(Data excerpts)
>> Start
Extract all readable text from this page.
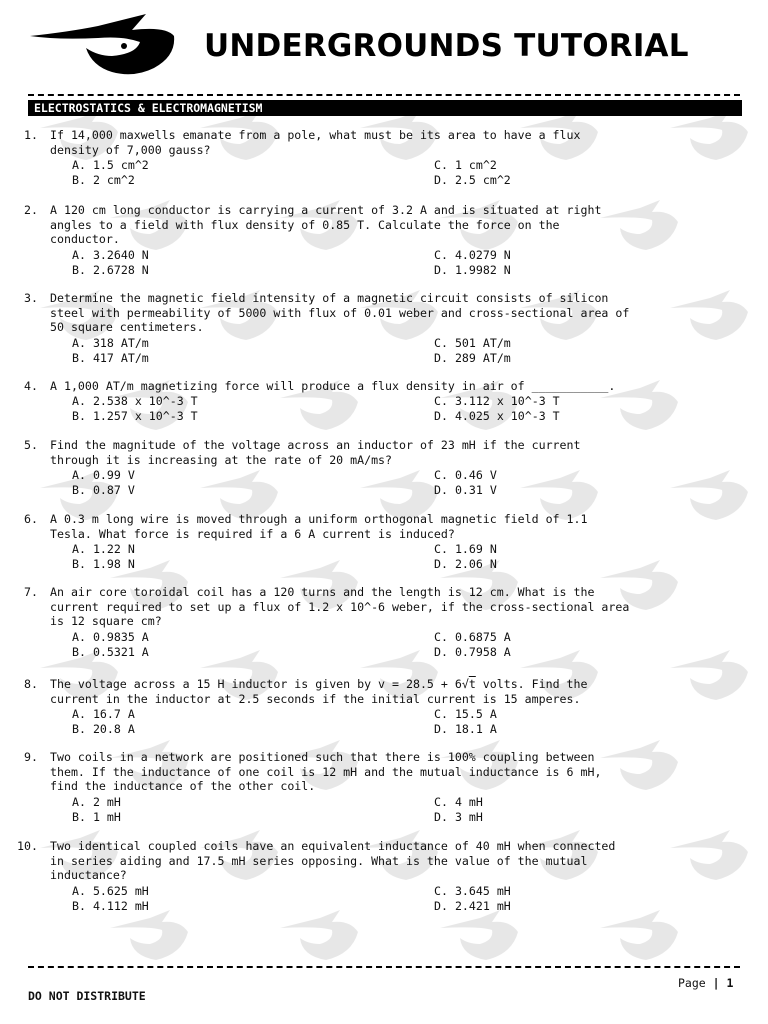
UNDERGROUNDS TUTORIAL
ELECTROSTATICS & ELECTROMAGNETISM
1. If 14,000 maxwells emanate from a pole, what must be its area to have a flux
density of 7,000 gauss?
A. 1.5 cm^2
B. 2 cm^2
C. 1 cm^2
D. 2.5 cm^2
2. A 120 cm long conductor is carrying a current of 3.2 A and is situated at right
angles to a field with flux density of 0.85 T. Calculate the force on the
conductor.
A. 3.2640 N
B. 2.6728 N
C. 4.0279 N
D. 1.9982 N
3. Determine the magnetic field intensity of a magnetic circuit consists of silicon
steel with permeability of 5000 with flux of 0.01 weber and cross-sectional area of
50 square centimeters.
A. 318 AT/m
B. 417 AT/m
C. 501 AT/m
D. 289 AT/m
4. A 1,000 AT/m magnetizing force will produce a flux density in air of ___________.
A. 2.538 x 10^-3 T
B. 1.257 x 10^-3 T
C. 3.112 x 10^-3 T
D. 4.025 x 10^-3 T
5. Find the magnitude of the voltage across an inductor of 23 mH if the current
through it is increasing at the rate of 20 mA/ms?
A. 0.99 V
B. 0.87 V
C. 0.46 V
D. 0.31 V
6. A 0.3 m long wire is moved through a uniform orthogonal magnetic field of 1.1
Tesla. What force is required if a 6 A current is induced?
A. 1.22 N
B. 1.98 N
C. 1.69 N
D. 2.06 N
7. An air core toroidal coil has a 120 turns and the length is 12 cm. What is the
current required to set up a flux of 1.2 x 10^-6 weber, if the cross-sectional area
is 12 square cm?
A. 0.9835 A
B. 0.5321 A
C. 0.6875 A
D. 0.7958 A
8. The voltage across a 15 H inductor is given by v = 28.5 + 6√t volts. Find the
current in the inductor at 2.5 seconds if the initial current is 15 amperes.
A. 16.7 A
B. 20.8 A
C. 15.5 A
D. 18.1 A
9. Two coils in a network are positioned such that there is 100% coupling between
them. If the inductance of one coil is 12 mH and the mutual inductance is 6 mH,
find the inductance of the other coil.
A. 2 mH
B. 1 mH
C. 4 mH
D. 3 mH
10. Two identical coupled coils have an equivalent inductance of 40 mH when connected
in series aiding and 17.5 mH series opposing. What is the value of the mutual
inductance?
A. 5.625 mH
B. 4.112 mH
C. 3.645 mH
D. 2.421 mH
Page | 1
DO NOT DISTRIBUTE
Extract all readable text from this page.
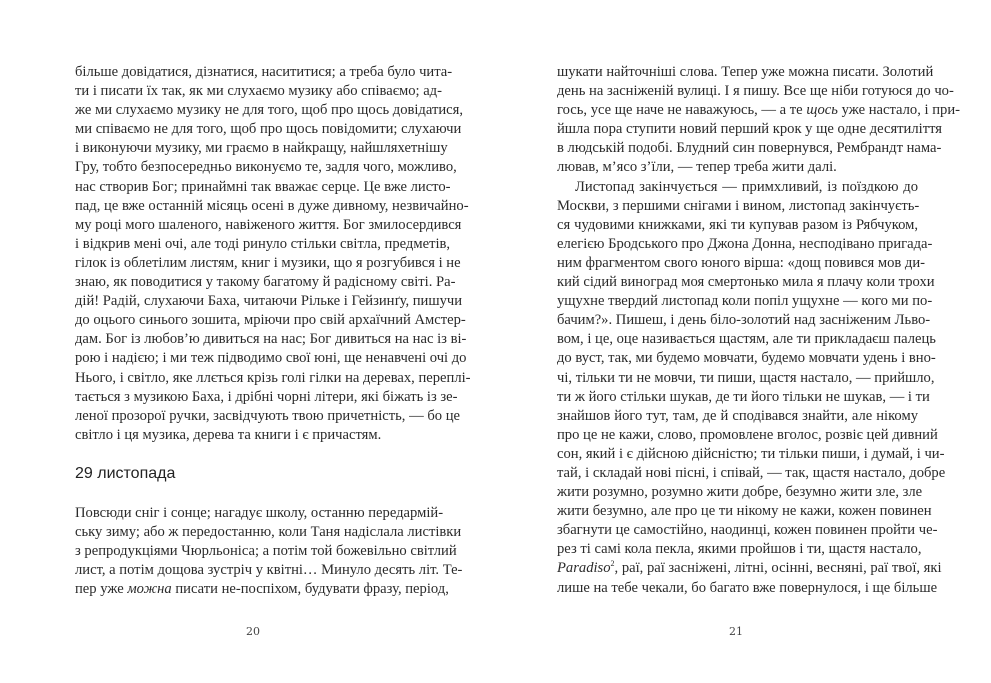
більше довідатися, дізнатися, насититися; а треба було чита-
ти і писати їх так, як ми слухаємо музику або співаємо; ад-
же ми слухаємо музику не для того, щоб про щось довідатися,
ми співаємо не для того, щоб про щось повідомити; слухаючи
і виконуючи музику, ми граємо в найкращу, найшляхетнішу
Гру, тобто безпосередньо виконуємо те, задля чого, можливо,
нас створив Бог; принаймні так вважає серце. Це вже листо-
пад, це вже останній місяць осені в дуже дивному, незвичайно-
му році мого шаленого, навіженого життя. Бог змилосердився
і відкрив мені очі, але тоді ринуло стільки світла, предметів,
гілок із облетілим листям, книг і музики, що я розгубився і не
знаю, як поводитися у такому багатому й радісному світі. Ра-
дій! Радій, слухаючи Баха, читаючи Рільке і Гейзинґу, пишучи
до оцього синього зошита, мріючи про свій архаїчний Амстер-
дам. Бог із любов’ю дивиться на нас; Бог дивиться на нас із ві-
рою і надією; і ми теж підводимо свої юні, ще ненавчені очі до
Нього, і світло, яке ллється крізь голі гілки на деревах, переплі-
тається з музикою Баха, і дрібні чорні літери, які біжать із зе-
леної прозорої ручки, засвідчують твою причетність, — бо це
світло і ця музика, дерева та книги і є причастям.
29 листопада
Повсюди сніг і сонце; нагадує школу, останню передармій-
ську зиму; або ж передостанню, коли Таня надіслала листівки
з репродукціями Чюрльоніса; а потім той божевільно світлий
лист, а потім дощова зустріч у квітні… Минуло десять літ. Те-
пер уже можна писати не-поспіхом, будувати фразу, період,
20
шукати найточніші слова. Тепер уже можна писати. Золотий
день на засніженій вулиці. І я пишу. Все ще ніби готуюся до чо-
гось, усе ще наче не наважуюсь, — а те щось уже настало, і при-
йшла пора ступити новий перший крок у ще одне десятиліття
в людській подобі. Блудний син повернувся, Рембрандт нама-
лював, м’ясо з’їли, — тепер треба жити далі.
Листопад закінчується — примхливий, із поїздкою до
Москви, з першими снігами і вином, листопад закінчуєть-
ся чудовими книжками, які ти купував разом із Рябчуком,
елегією Бродського про Джона Донна, несподівано пригада-
ним фрагментом свого юного вірша: «дощ повився мов ди-
кий сідий виноград моя смертонько мила я плачу коли трохи
ущухне твердий листопад коли попіл ущухне — кого ми по-
бачим?». Пишеш, і день біло-золотий над засніженим Льво-
вом, і це, оце називається щастям, але ти прикладаєш палець
до вуст, так, ми будемо мовчати, будемо мовчати удень і вно-
чі, тільки ти не мовчи, ти пиши, щастя настало, — прийшло,
ти ж його стільки шукав, де ти його тільки не шукав, — і ти
знайшов його тут, там, де й сподівався знайти, але нікому
про це не кажи, слово, промовлене вголос, розвіє цей дивний
сон, який і є дійсною дійсністю; ти тільки пиши, і думай, і чи-
тай, і складай нові пісні, і співай, — так, щастя настало, добре
жити розумно, розумно жити добре, безумно жити зле, зле
жити безумно, але про це ти нікому не кажи, кожен повинен
збагнути це самостійно, наодинці, кожен повинен пройти че-
рез ті самі кола пекла, якими пройшов і ти, щастя настало,
Paradiso$^2$, раї, раї засніжені, літні, осінні, весняні, раї твої, які
лише на тебе чекали, бо багато вже повернулося, і ще більше
21
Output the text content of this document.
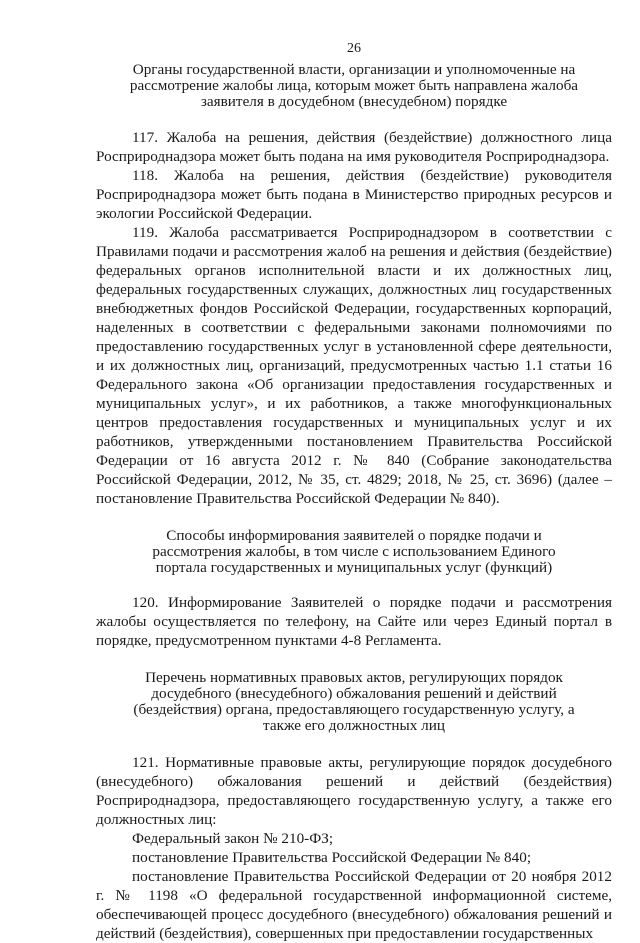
26

Органы государственной власти, организации и уполномоченные на рассмотрение жалобы лица, которым может быть направлена жалоба заявителя в досудебном (внесудебном) порядке

117. Жалоба на решения, действия (бездействие) должностного лица Росприроднадзора может быть подана на имя руководителя Росприроднадзора.

118. Жалоба на решения, действия (бездействие) руководителя Росприроднадзора может быть подана в Министерство природных ресурсов и экологии Российской Федерации.

119. Жалоба рассматривается Росприроднадзором в соответствии с Правилами подачи и рассмотрения жалоб на решения и действия (бездействие) федеральных органов исполнительной власти и их должностных лиц, федеральных государственных служащих, должностных лиц государственных внебюджетных фондов Российской Федерации, государственных корпораций, наделенных в соответствии с федеральными законами полномочиями по предоставлению государственных услуг в установленной сфере деятельности, и их должностных лиц, организаций, предусмотренных частью 1.1 статьи 16 Федерального закона «Об организации предоставления государственных и муниципальных услуг», и их работников, а также многофункциональных центров предоставления государственных и муниципальных услуг и их работников, утвержденными постановлением Правительства Российской Федерации от 16 августа 2012 г. № 840 (Собрание законодательства Российской Федерации, 2012, № 35, ст. 4829; 2018, № 25, ст. 3696) (далее – постановление Правительства Российской Федерации № 840).

Способы информирования заявителей о порядке подачи и рассмотрения жалобы, в том числе с использованием Единого портала государственных и муниципальных услуг (функций)

120. Информирование Заявителей о порядке подачи и рассмотрения жалобы осуществляется по телефону, на Сайте или через Единый портал в порядке, предусмотренном пунктами 4-8 Регламента.

Перечень нормативных правовых актов, регулирующих порядок досудебного (внесудебного) обжалования решений и действий (бездействия) органа, предоставляющего государственную услугу, а также его должностных лиц

121. Нормативные правовые акты, регулирующие порядок досудебного (внесудебного) обжалования решений и действий (бездействия) Росприроднадзора, предоставляющего государственную услугу, а также его должностных лиц:

Федеральный закон № 210-ФЗ;

постановление Правительства Российской Федерации № 840;

постановление Правительства Российской Федерации от 20 ноября 2012 г. № 1198 «О федеральной государственной информационной системе, обеспечивающей процесс досудебного (внесудебного) обжалования решений и действий (бездействия), совершенных при предоставлении государственных
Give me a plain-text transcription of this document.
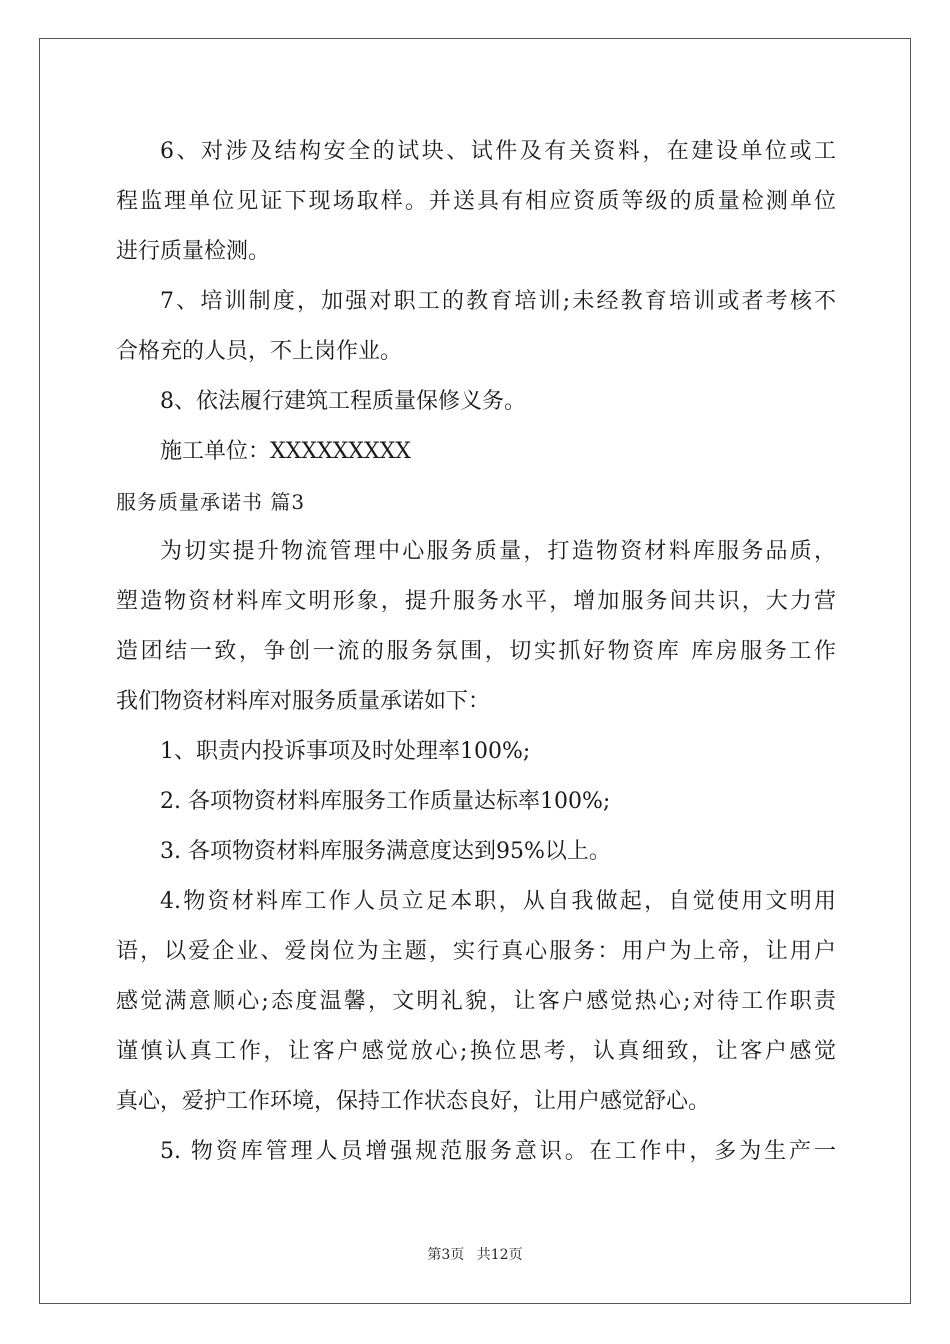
6、对涉及结构安全的试块、试件及有关资料，在建设单位或工
程监理单位见证下现场取样。并送具有相应资质等级的质量检测单位
进行质量检测。
7、培训制度，加强对职工的教育培训;未经教育培训或者考核不
合格充的人员，不上岗作业。
8、依法履行建筑工程质量保修义务。
施工单位：XXXXXXXXX
服务质量承诺书 篇3
为切实提升物流管理中心服务质量，打造物资材料库服务品质，
塑造物资材料库文明形象，提升服务水平，增加服务间共识，大力营
造团结一致，争创一流的服务氛围，切实抓好物资库 库房服务工作
我们物资材料库对服务质量承诺如下：
1、职责内投诉事项及时处理率100%;
2. 各项物资材料库服务工作质量达标率100%;
3. 各项物资材料库服务满意度达到95%以上。
4.物资材料库工作人员立足本职，从自我做起，自觉使用文明用
语，以爱企业、爱岗位为主题，实行真心服务：用户为上帝，让用户
感觉满意顺心;态度温馨，文明礼貌，让客户感觉热心;对待工作职责
谨慎认真工作，让客户感觉放心;换位思考，认真细致，让客户感觉
真心，爱护工作环境，保持工作状态良好，让用户感觉舒心。
5. 物资库管理人员增强规范服务意识。在工作中，多为生产一
第3页 共12页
>> End
*TASK DESCRIPTION*
Gather each line in these records that contains the string "voltage".

*WRITTEN SOLUTION*
5. Find the magnitude of the voltage across an inductor of 23 mH if the current
8. The voltage across a 15 H inductor is given by v = 28.5 + 6√t volts. Find the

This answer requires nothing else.